[Some records]

Start

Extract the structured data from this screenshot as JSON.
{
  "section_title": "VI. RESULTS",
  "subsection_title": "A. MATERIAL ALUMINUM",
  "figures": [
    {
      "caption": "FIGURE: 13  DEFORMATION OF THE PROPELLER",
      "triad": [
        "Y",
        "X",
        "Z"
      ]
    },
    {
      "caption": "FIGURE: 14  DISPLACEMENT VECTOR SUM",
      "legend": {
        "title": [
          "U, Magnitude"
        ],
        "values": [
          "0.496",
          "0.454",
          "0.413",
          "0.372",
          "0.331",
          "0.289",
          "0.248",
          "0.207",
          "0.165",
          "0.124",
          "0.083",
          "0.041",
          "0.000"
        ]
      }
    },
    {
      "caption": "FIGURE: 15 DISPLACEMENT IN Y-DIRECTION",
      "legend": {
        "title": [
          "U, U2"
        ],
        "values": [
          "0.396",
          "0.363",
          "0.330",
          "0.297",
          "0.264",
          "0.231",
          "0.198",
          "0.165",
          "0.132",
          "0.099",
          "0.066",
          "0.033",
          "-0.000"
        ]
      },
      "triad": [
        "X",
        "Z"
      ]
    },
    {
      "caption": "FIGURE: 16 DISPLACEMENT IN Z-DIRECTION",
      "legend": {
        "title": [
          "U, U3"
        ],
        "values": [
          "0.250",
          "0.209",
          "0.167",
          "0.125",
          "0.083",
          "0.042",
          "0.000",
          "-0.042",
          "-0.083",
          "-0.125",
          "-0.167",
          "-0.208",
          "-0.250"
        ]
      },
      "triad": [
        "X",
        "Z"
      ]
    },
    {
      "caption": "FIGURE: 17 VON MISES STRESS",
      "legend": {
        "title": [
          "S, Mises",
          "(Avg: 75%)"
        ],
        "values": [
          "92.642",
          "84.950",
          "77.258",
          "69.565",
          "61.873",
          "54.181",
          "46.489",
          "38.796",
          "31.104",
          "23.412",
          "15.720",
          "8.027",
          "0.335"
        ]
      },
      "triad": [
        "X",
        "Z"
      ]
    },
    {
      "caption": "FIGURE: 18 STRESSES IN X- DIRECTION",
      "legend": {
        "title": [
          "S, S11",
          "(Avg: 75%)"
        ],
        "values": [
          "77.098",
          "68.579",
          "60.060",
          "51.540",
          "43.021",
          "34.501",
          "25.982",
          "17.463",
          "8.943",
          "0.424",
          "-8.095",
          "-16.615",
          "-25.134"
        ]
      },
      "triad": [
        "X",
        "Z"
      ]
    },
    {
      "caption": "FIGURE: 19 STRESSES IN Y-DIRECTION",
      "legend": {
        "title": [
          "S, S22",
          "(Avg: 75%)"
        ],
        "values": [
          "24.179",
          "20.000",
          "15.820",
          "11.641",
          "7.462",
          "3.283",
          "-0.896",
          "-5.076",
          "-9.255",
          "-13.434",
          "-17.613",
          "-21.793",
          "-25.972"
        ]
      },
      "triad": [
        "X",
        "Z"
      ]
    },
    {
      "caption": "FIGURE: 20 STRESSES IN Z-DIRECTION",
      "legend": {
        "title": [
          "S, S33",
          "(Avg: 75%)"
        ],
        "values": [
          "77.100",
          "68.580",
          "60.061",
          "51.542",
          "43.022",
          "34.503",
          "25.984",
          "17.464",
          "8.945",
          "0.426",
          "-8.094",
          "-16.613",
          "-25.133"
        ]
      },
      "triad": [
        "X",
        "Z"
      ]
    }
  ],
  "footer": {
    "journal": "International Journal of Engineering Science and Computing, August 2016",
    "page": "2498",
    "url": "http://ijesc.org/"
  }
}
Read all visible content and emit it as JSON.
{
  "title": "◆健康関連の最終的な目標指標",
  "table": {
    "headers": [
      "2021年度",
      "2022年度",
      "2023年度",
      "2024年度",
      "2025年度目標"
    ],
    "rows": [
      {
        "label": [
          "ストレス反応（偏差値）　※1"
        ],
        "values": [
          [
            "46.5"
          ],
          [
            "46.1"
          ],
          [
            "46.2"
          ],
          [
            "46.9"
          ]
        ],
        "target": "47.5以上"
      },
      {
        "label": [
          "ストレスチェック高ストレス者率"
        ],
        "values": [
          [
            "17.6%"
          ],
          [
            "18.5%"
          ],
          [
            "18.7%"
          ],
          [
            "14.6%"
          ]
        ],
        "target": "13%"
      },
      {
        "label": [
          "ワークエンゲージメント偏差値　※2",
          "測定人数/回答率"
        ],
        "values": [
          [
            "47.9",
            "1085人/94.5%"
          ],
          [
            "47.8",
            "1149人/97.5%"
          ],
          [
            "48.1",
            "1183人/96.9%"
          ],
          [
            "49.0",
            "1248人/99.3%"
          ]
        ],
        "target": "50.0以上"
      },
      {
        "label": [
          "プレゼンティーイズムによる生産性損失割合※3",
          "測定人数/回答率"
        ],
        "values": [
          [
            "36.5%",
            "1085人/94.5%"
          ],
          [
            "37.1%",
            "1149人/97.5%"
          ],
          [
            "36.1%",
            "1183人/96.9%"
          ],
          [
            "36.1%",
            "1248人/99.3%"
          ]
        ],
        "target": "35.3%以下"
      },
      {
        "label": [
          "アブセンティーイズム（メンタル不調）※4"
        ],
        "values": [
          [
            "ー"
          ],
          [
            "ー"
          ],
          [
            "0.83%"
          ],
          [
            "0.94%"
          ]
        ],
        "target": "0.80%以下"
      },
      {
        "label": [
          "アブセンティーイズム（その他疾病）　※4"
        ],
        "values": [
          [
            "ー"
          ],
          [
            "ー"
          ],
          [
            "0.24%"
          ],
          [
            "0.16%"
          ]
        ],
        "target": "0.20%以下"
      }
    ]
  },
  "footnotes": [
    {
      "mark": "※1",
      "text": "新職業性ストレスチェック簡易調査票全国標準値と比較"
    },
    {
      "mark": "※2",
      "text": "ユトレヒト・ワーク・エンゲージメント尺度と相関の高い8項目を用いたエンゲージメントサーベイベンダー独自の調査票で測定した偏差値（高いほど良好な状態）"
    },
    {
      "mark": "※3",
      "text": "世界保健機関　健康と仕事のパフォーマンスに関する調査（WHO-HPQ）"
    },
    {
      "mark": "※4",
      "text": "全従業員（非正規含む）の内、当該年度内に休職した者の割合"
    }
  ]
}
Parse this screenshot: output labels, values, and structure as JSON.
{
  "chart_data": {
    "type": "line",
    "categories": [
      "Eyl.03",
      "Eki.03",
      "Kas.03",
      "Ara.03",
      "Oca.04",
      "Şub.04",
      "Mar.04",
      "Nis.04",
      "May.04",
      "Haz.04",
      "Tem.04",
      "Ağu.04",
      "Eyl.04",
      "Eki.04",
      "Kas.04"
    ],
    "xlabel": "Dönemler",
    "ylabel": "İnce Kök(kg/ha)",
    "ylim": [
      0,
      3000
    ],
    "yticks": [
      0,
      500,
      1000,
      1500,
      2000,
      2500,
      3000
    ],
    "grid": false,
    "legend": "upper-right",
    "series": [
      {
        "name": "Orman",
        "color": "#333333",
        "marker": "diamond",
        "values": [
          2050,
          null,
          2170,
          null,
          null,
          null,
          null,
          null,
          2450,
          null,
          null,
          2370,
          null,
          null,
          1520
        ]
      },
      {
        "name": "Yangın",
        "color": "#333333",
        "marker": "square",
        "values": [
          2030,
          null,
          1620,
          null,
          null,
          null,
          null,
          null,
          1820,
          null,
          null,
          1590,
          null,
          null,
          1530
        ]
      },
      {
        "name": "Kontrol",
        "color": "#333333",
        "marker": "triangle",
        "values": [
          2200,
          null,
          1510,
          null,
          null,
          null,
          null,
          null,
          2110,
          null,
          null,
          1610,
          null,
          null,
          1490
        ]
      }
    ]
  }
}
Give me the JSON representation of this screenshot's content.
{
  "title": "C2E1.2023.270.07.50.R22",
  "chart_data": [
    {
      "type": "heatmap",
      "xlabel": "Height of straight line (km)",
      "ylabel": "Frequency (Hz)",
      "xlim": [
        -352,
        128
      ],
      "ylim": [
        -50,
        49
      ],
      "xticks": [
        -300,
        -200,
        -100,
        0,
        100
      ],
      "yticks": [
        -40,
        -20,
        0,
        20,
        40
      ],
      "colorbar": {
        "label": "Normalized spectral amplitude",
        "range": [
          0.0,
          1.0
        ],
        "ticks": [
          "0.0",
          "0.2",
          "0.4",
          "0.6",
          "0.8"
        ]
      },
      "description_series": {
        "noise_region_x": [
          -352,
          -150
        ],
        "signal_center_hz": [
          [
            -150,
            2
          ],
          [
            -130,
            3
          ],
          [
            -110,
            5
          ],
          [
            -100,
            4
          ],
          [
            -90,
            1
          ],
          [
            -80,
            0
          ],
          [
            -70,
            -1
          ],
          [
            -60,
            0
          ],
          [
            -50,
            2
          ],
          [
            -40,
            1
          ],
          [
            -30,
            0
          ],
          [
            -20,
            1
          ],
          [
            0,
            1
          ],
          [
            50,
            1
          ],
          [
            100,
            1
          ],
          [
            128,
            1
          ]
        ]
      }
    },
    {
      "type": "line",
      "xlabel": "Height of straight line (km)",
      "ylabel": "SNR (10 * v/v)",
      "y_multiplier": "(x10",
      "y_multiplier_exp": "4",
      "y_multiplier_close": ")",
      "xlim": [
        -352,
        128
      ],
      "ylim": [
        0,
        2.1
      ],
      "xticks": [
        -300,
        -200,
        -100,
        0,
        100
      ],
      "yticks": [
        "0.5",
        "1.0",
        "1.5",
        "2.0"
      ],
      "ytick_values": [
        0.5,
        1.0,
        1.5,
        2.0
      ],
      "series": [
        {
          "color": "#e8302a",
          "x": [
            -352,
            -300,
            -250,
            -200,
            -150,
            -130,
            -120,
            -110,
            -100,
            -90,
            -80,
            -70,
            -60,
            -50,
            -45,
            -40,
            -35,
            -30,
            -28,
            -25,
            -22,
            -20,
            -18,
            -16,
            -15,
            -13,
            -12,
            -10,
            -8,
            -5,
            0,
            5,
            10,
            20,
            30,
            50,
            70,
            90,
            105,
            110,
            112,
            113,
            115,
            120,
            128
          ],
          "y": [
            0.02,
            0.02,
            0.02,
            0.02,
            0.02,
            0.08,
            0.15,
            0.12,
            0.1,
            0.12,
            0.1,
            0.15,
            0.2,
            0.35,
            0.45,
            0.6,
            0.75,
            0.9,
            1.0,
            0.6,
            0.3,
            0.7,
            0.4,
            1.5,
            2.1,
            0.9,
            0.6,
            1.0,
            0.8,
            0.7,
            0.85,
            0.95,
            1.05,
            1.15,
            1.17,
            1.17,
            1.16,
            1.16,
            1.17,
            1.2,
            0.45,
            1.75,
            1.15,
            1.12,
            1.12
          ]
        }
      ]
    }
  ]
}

End

*Task description*. Find each line with the string "this" and copy it out.

*Answer to the problem*.
Extract the structured data from this screenshot as JSON.
Parse this screenshot: output labels, values, and structure as JSON.
Give me the JSON representation of this screenshot's content.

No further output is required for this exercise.